- [Task]
Print the records below word for word, but leave out the pictures.

** Begin Excerpted data **

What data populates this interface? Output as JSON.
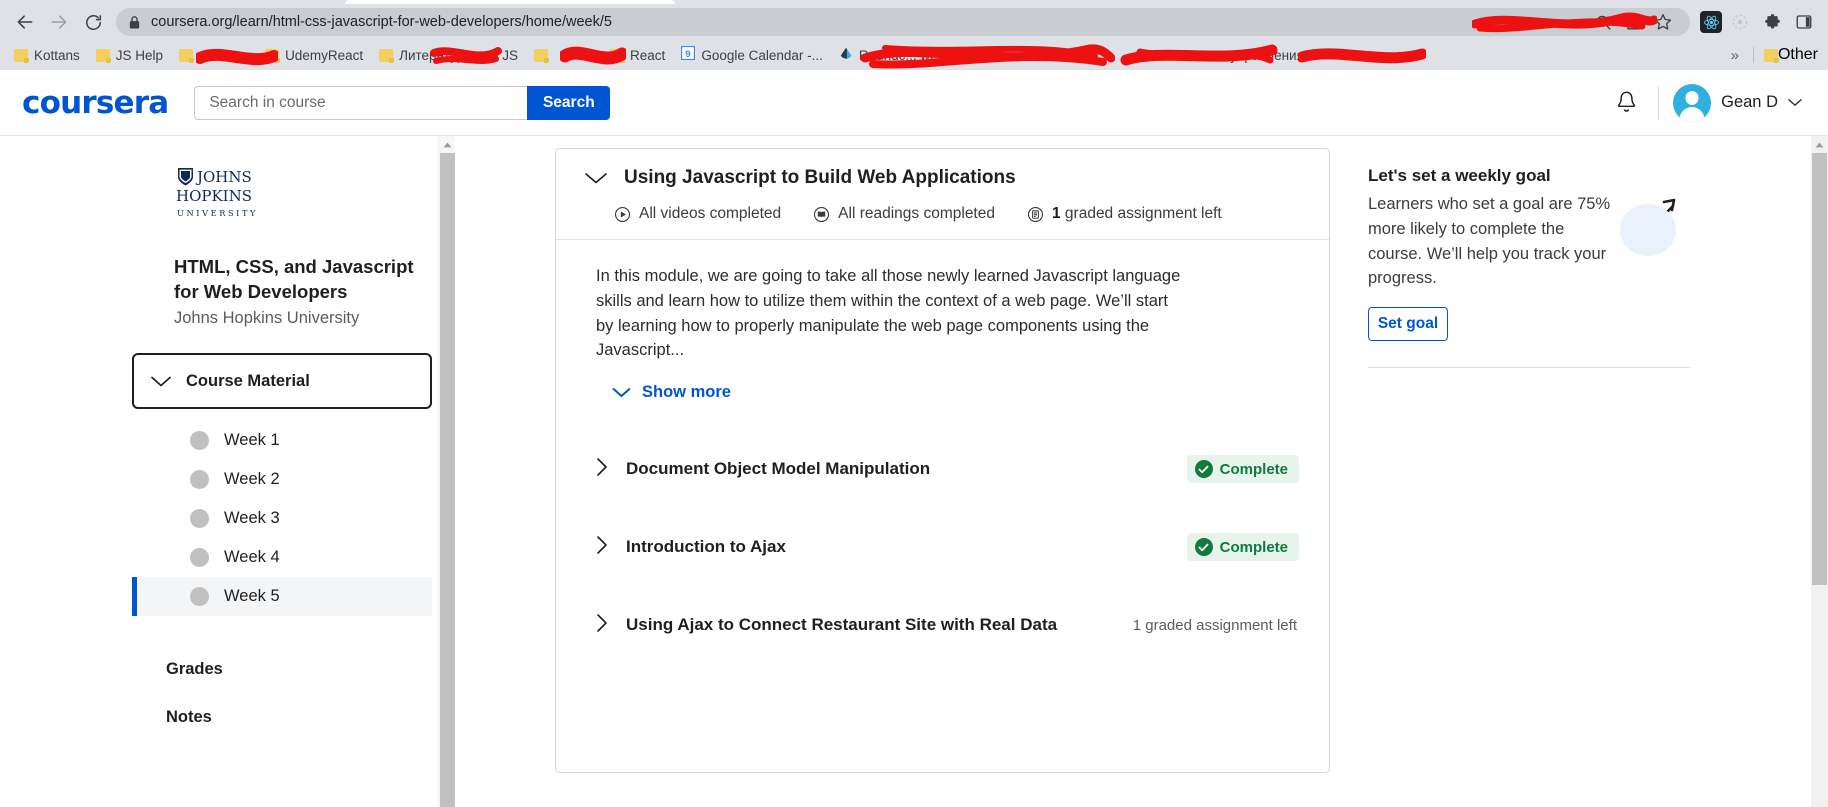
{
  "browser": {
    "url": "coursera.org/learn/html-css-javascript-for-web-developers/home/week/5",
    "back_label": "Back",
    "forward_label": "Forward",
    "reload_label": "Reload",
    "lock_icon": "lock-icon",
    "zoom_out_icon": "zoom-out-icon",
    "share_icon": "share-icon",
    "bookmark_star_icon": "star-icon",
    "extensions_icon": "puzzle-icon",
    "side_panel_icon": "side-panel-icon",
    "react_devtools_icon": "react-extension-icon",
    "profile_icon": "profile-icon",
    "bookmarks": [
      {
        "label": "Kottans",
        "icon": "folder-icon",
        "redacted": false
      },
      {
        "label": "JS Help",
        "icon": "folder-icon",
        "redacted": false
      },
      {
        "label": "",
        "icon": "folder-icon",
        "redacted": true
      },
      {
        "label": "UdemyReact",
        "icon": "folder-icon",
        "redacted": false
      },
      {
        "label": "Литература для JS",
        "icon": "folder-icon",
        "redacted": true
      },
      {
        "label": "",
        "icon": "folder-icon",
        "redacted": true
      },
      {
        "label": "React",
        "icon": "folder-icon",
        "redacted": false
      },
      {
        "label": "Google Calendar -...",
        "icon": "calendar-icon",
        "redacted": false
      },
      {
        "label": "Roundc... webm...",
        "icon": "site-icon",
        "redacted": true
      },
      {
        "label": "",
        "icon": "site-icon",
        "redacted": true
      },
      {
        "label": "Панель управления",
        "icon": "site-icon",
        "redacted": true
      },
      {
        "label": "",
        "icon": "site-icon",
        "redacted": true
      }
    ],
    "overflow_label": "»",
    "other_bookmarks_label": "Other"
  },
  "header": {
    "logo": "coursera",
    "search": {
      "placeholder": "Search in course",
      "value": "",
      "button_label": "Search"
    },
    "notifications_icon": "bell-icon",
    "account_name": "Gean D",
    "account_chevron_icon": "chevron-down-icon",
    "avatar_icon": "avatar-icon"
  },
  "sidebar": {
    "university_logo": "johns-hopkins-logo",
    "university_lines": [
      "JOHNS",
      "HOPKINS",
      "UNIVERSITY"
    ],
    "course_title": "HTML, CSS, and Javascript for Web Developers",
    "course_partner": "Johns Hopkins University",
    "course_material": {
      "label": "Course Material",
      "chevron_icon": "chevron-down-icon",
      "expanded": true
    },
    "weeks": [
      {
        "label": "Week 1",
        "active": false
      },
      {
        "label": "Week 2",
        "active": false
      },
      {
        "label": "Week 3",
        "active": false
      },
      {
        "label": "Week 4",
        "active": false
      },
      {
        "label": "Week 5",
        "active": true
      }
    ],
    "links": [
      {
        "label": "Grades"
      },
      {
        "label": "Notes"
      }
    ]
  },
  "module": {
    "title": "Using Javascript to Build Web Applications",
    "collapse_icon": "chevron-down-icon",
    "stats": [
      {
        "icon": "play-circle-icon",
        "text": "All videos completed",
        "bold_prefix": ""
      },
      {
        "icon": "book-icon",
        "text": "All readings completed",
        "bold_prefix": ""
      },
      {
        "icon": "assignment-icon",
        "text": " graded assignment left",
        "bold_prefix": "1"
      }
    ],
    "description": "In this module, we are going to take all those newly learned Javascript language skills and learn how to utilize them within the context of a web page. We’ll start by learning how to properly manipulate the web page components using the Javascript...",
    "show_more": {
      "label": "Show more",
      "chevron_icon": "chevron-down-icon"
    },
    "lessons": [
      {
        "title": "Document Object Model Manipulation",
        "chevron_icon": "chevron-right-icon",
        "status_type": "badge",
        "status_label": "Complete",
        "status_icon": "check-circle-icon"
      },
      {
        "title": "Introduction to Ajax",
        "chevron_icon": "chevron-right-icon",
        "status_type": "badge",
        "status_label": "Complete",
        "status_icon": "check-circle-icon"
      },
      {
        "title": "Using Ajax to Connect Restaurant Site with Real Data",
        "chevron_icon": "chevron-right-icon",
        "status_type": "note",
        "status_label": "1 graded assignment left",
        "status_icon": ""
      }
    ]
  },
  "right_rail": {
    "goal_title": "Let's set a weekly goal",
    "goal_text": "Learners who set a goal are 75% more likely to complete the course. We’ll help you track your progress.",
    "set_goal_label": "Set goal",
    "target_icon": "target-dart-icon"
  },
  "colors": {
    "accent": "#0056D2",
    "complete_green": "#0f7a3d",
    "complete_bg": "#e7f4ec",
    "avatar_blue": "#2fb0e0",
    "redaction_red": "#ee1111",
    "chrome_bg": "#dee1e6"
  },
  "scrollbars": {
    "sidebar_arrow_icon": "scroll-up-arrow-icon",
    "page_arrow_icon": "scroll-up-arrow-icon"
  }
}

** End Excerpted data **

- [Task response]
What data populates this interface? Output as JSON.
{
  "browser": {
    "url": "coursera.org/learn/html-css-javascript-for-web-developers/home/week/5",
    "back_label": "Back",
    "forward_label": "Forward",
    "reload_label": "Reload",
    "lock_icon": "lock-icon",
    "zoom_out_icon": "zoom-out-icon",
    "share_icon": "share-icon",
    "bookmark_star_icon": "star-icon",
    "extensions_icon": "puzzle-icon",
    "side_panel_icon": "side-panel-icon",
    "react_devtools_icon": "react-extension-icon",
    "profile_icon": "profile-icon",
    "bookmarks": [
      {
        "label": "Kottans",
        "icon": "folder-icon",
        "redacted": false
      },
      {
        "label": "JS Help",
        "icon": "folder-icon",
        "redacted": false
      },
      {
        "label": "",
        "icon": "folder-icon",
        "redacted": true
      },
      {
        "label": "UdemyReact",
        "icon": "folder-icon",
        "redacted": false
      },
      {
        "label": "Литература для JS",
        "icon": "folder-icon",
        "redacted": true
      },
      {
        "label": "",
        "icon": "folder-icon",
        "redacted": true
      },
      {
        "label": "React",
        "icon": "folder-icon",
        "redacted": false
      },
      {
        "label": "Google Calendar -...",
        "icon": "calendar-icon",
        "redacted": false
      },
      {
        "label": "Roundc... webm...",
        "icon": "site-icon",
        "redacted": true
      },
      {
        "label": "",
        "icon": "site-icon",
        "redacted": true
      },
      {
        "label": "Панель управления",
        "icon": "site-icon",
        "redacted": true
      },
      {
        "label": "",
        "icon": "site-icon",
        "redacted": true
      }
    ],
    "overflow_label": "»",
    "other_bookmarks_label": "Other"
  },
  "header": {
    "logo": "coursera",
    "search": {
      "placeholder": "Search in course",
      "value": "",
      "button_label": "Search"
    },
    "notifications_icon": "bell-icon",
    "account_name": "Gean D",
    "account_chevron_icon": "chevron-down-icon",
    "avatar_icon": "avatar-icon"
  },
  "sidebar": {
    "university_logo": "johns-hopkins-logo",
    "university_lines": [
      "JOHNS",
      "HOPKINS",
      "UNIVERSITY"
    ],
    "course_title": "HTML, CSS, and Javascript for Web Developers",
    "course_partner": "Johns Hopkins University",
    "course_material": {
      "label": "Course Material",
      "chevron_icon": "chevron-down-icon",
      "expanded": true
    },
    "weeks": [
      {
        "label": "Week 1",
        "active": false
      },
      {
        "label": "Week 2",
        "active": false
      },
      {
        "label": "Week 3",
        "active": false
      },
      {
        "label": "Week 4",
        "active": false
      },
      {
        "label": "Week 5",
        "active": true
      }
    ],
    "links": [
      {
        "label": "Grades"
      },
      {
        "label": "Notes"
      }
    ]
  },
  "module": {
    "title": "Using Javascript to Build Web Applications",
    "collapse_icon": "chevron-down-icon",
    "stats": [
      {
        "icon": "play-circle-icon",
        "text": "All videos completed",
        "bold_prefix": ""
      },
      {
        "icon": "book-icon",
        "text": "All readings completed",
        "bold_prefix": ""
      },
      {
        "icon": "assignment-icon",
        "text": " graded assignment left",
        "bold_prefix": "1"
      }
    ],
    "description": "In this module, we are going to take all those newly learned Javascript language skills and learn how to utilize them within the context of a web page. We’ll start by learning how to properly manipulate the web page components using the Javascript...",
    "show_more": {
      "label": "Show more",
      "chevron_icon": "chevron-down-icon"
    },
    "lessons": [
      {
        "title": "Document Object Model Manipulation",
        "chevron_icon": "chevron-right-icon",
        "status_type": "badge",
        "status_label": "Complete",
        "status_icon": "check-circle-icon"
      },
      {
        "title": "Introduction to Ajax",
        "chevron_icon": "chevron-right-icon",
        "status_type": "badge",
        "status_label": "Complete",
        "status_icon": "check-circle-icon"
      },
      {
        "title": "Using Ajax to Connect Restaurant Site with Real Data",
        "chevron_icon": "chevron-right-icon",
        "status_type": "note",
        "status_label": "1 graded assignment left",
        "status_icon": ""
      }
    ]
  },
  "right_rail": {
    "goal_title": "Let's set a weekly goal",
    "goal_text": "Learners who set a goal are 75% more likely to complete the course. We’ll help you track your progress.",
    "set_goal_label": "Set goal",
    "target_icon": "target-dart-icon"
  },
  "colors": {
    "accent": "#0056D2",
    "complete_green": "#0f7a3d",
    "complete_bg": "#e7f4ec",
    "avatar_blue": "#2fb0e0",
    "redaction_red": "#ee1111",
    "chrome_bg": "#dee1e6"
  },
  "scrollbars": {
    "sidebar_arrow_icon": "scroll-up-arrow-icon",
    "page_arrow_icon": "scroll-up-arrow-icon"
  }
}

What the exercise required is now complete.